>> BEGIN
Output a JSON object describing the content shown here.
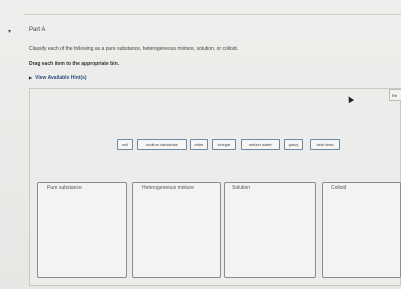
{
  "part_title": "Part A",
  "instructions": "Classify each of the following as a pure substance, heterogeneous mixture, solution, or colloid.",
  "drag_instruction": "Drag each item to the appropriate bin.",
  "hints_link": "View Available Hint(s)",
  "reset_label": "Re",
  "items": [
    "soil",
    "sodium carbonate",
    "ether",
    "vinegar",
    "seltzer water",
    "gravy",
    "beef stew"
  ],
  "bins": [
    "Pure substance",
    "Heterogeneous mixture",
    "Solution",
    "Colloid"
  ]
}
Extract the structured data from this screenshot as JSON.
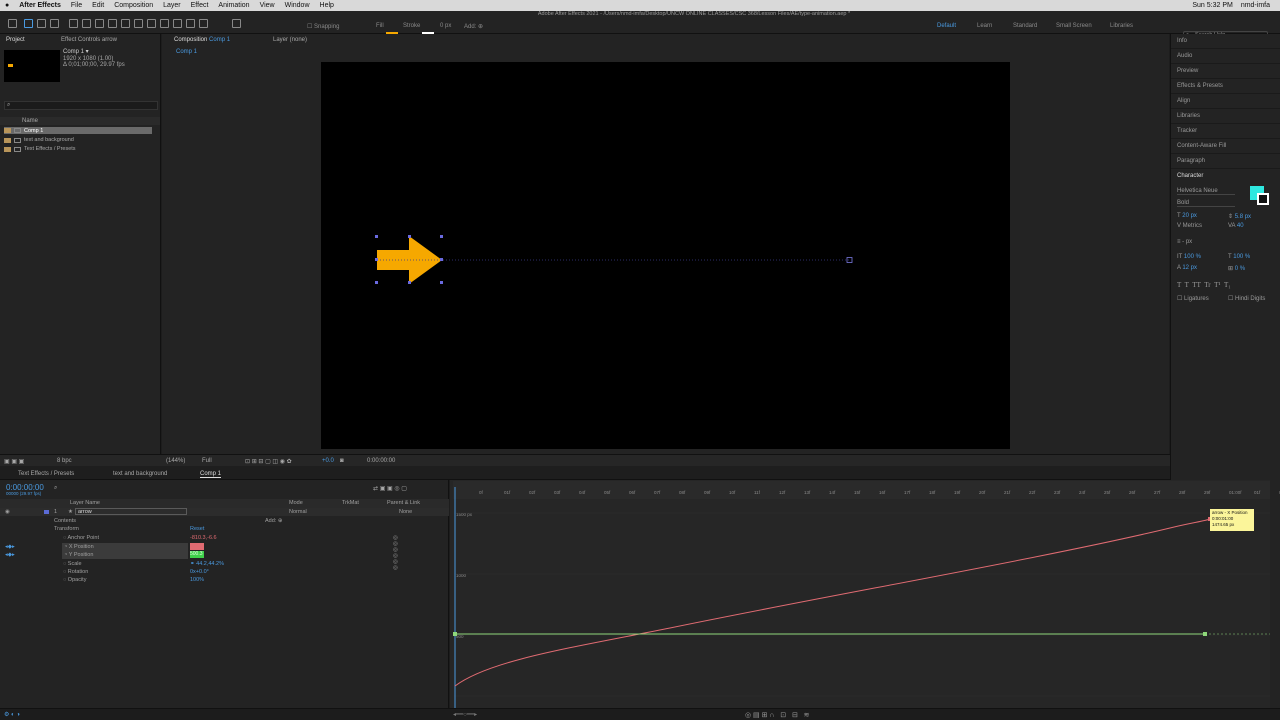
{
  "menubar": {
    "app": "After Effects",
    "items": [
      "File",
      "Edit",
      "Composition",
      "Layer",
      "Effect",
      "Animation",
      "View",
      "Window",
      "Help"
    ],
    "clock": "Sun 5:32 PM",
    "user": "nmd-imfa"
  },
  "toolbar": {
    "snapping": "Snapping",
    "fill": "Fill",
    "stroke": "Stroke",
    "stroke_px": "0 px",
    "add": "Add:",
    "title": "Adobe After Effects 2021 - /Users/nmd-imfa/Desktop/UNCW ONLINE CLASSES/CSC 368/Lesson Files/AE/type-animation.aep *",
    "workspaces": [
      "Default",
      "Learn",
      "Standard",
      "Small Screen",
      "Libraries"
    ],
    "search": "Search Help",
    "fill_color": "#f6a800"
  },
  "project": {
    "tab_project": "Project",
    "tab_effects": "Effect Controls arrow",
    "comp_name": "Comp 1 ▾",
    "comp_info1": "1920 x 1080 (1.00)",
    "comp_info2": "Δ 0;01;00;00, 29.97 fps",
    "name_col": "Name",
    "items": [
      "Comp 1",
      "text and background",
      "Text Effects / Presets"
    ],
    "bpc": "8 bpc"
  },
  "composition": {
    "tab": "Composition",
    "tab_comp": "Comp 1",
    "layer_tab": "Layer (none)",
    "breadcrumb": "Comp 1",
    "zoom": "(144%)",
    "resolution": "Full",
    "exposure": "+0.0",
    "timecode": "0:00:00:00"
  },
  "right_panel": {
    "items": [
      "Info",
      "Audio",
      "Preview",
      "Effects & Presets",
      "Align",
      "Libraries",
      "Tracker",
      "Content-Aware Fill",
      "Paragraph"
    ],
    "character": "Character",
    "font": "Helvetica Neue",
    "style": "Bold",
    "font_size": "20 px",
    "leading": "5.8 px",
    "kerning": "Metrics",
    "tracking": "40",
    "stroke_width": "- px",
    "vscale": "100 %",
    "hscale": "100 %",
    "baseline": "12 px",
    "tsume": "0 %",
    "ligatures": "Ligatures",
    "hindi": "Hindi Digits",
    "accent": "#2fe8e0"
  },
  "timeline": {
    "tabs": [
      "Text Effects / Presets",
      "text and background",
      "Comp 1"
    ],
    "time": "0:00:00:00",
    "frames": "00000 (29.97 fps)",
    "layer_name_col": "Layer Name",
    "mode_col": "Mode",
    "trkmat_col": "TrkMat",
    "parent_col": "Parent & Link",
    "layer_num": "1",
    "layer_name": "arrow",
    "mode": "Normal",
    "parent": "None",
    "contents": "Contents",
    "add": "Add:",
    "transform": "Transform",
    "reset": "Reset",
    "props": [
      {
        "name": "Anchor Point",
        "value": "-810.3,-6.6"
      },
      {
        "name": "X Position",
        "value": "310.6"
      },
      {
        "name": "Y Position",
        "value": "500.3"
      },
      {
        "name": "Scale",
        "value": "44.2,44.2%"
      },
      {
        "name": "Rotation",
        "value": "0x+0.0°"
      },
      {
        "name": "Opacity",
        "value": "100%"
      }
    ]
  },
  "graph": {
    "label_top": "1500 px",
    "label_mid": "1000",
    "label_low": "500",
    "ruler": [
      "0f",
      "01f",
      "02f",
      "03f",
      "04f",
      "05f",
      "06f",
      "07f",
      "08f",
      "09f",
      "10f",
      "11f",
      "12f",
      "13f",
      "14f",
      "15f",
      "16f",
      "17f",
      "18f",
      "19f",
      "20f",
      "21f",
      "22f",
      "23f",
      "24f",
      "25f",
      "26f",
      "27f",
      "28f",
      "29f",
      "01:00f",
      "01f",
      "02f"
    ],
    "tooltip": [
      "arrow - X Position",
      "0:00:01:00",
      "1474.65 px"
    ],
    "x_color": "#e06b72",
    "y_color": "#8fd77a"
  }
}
>> END
Stated task » Transcribe each entry above exactly, apart from the pictures.

Response »
Output a JSON object describing the content shown here.
{
  "part_title": "Part A",
  "instructions": "Classify each of the following as a pure substance, heterogeneous mixture, solution, or colloid.",
  "drag_instruction": "Drag each item to the appropriate bin.",
  "hints_link": "View Available Hint(s)",
  "reset_label": "Re",
  "items": [
    "soil",
    "sodium carbonate",
    "ether",
    "vinegar",
    "seltzer water",
    "gravy",
    "beef stew"
  ],
  "bins": [
    "Pure substance",
    "Heterogeneous mixture",
    "Solution",
    "Colloid"
  ]
}
Extract the structured data from this screenshot as JSON.
{
  "menubar": {
    "app": "After Effects",
    "items": [
      "File",
      "Edit",
      "Composition",
      "Layer",
      "Effect",
      "Animation",
      "View",
      "Window",
      "Help"
    ],
    "clock": "Sun 5:32 PM",
    "user": "nmd-imfa"
  },
  "toolbar": {
    "snapping": "Snapping",
    "fill": "Fill",
    "stroke": "Stroke",
    "stroke_px": "0 px",
    "add": "Add:",
    "title": "Adobe After Effects 2021 - /Users/nmd-imfa/Desktop/UNCW ONLINE CLASSES/CSC 368/Lesson Files/AE/type-animation.aep *",
    "workspaces": [
      "Default",
      "Learn",
      "Standard",
      "Small Screen",
      "Libraries"
    ],
    "search": "Search Help",
    "fill_color": "#f6a800"
  },
  "project": {
    "tab_project": "Project",
    "tab_effects": "Effect Controls arrow",
    "comp_name": "Comp 1 ▾",
    "comp_info1": "1920 x 1080 (1.00)",
    "comp_info2": "Δ 0;01;00;00, 29.97 fps",
    "name_col": "Name",
    "items": [
      "Comp 1",
      "text and background",
      "Text Effects / Presets"
    ],
    "bpc": "8 bpc"
  },
  "composition": {
    "tab": "Composition",
    "tab_comp": "Comp 1",
    "layer_tab": "Layer (none)",
    "breadcrumb": "Comp 1",
    "zoom": "(144%)",
    "resolution": "Full",
    "exposure": "+0.0",
    "timecode": "0:00:00:00"
  },
  "right_panel": {
    "items": [
      "Info",
      "Audio",
      "Preview",
      "Effects & Presets",
      "Align",
      "Libraries",
      "Tracker",
      "Content-Aware Fill",
      "Paragraph"
    ],
    "character": "Character",
    "font": "Helvetica Neue",
    "style": "Bold",
    "font_size": "20 px",
    "leading": "5.8 px",
    "kerning": "Metrics",
    "tracking": "40",
    "stroke_width": "- px",
    "vscale": "100 %",
    "hscale": "100 %",
    "baseline": "12 px",
    "tsume": "0 %",
    "ligatures": "Ligatures",
    "hindi": "Hindi Digits",
    "accent": "#2fe8e0"
  },
  "timeline": {
    "tabs": [
      "Text Effects / Presets",
      "text and background",
      "Comp 1"
    ],
    "time": "0:00:00:00",
    "frames": "00000 (29.97 fps)",
    "layer_name_col": "Layer Name",
    "mode_col": "Mode",
    "trkmat_col": "TrkMat",
    "parent_col": "Parent & Link",
    "layer_num": "1",
    "layer_name": "arrow",
    "mode": "Normal",
    "parent": "None",
    "contents": "Contents",
    "add": "Add:",
    "transform": "Transform",
    "reset": "Reset",
    "props": [
      {
        "name": "Anchor Point",
        "value": "-810.3,-6.6"
      },
      {
        "name": "X Position",
        "value": "310.6"
      },
      {
        "name": "Y Position",
        "value": "500.3"
      },
      {
        "name": "Scale",
        "value": "44.2,44.2%"
      },
      {
        "name": "Rotation",
        "value": "0x+0.0°"
      },
      {
        "name": "Opacity",
        "value": "100%"
      }
    ]
  },
  "graph": {
    "label_top": "1500 px",
    "label_mid": "1000",
    "label_low": "500",
    "ruler": [
      "0f",
      "01f",
      "02f",
      "03f",
      "04f",
      "05f",
      "06f",
      "07f",
      "08f",
      "09f",
      "10f",
      "11f",
      "12f",
      "13f",
      "14f",
      "15f",
      "16f",
      "17f",
      "18f",
      "19f",
      "20f",
      "21f",
      "22f",
      "23f",
      "24f",
      "25f",
      "26f",
      "27f",
      "28f",
      "29f",
      "01:00f",
      "01f",
      "02f"
    ],
    "tooltip": [
      "arrow - X Position",
      "0:00:01:00",
      "1474.65 px"
    ],
    "x_color": "#e06b72",
    "y_color": "#8fd77a"
  }
}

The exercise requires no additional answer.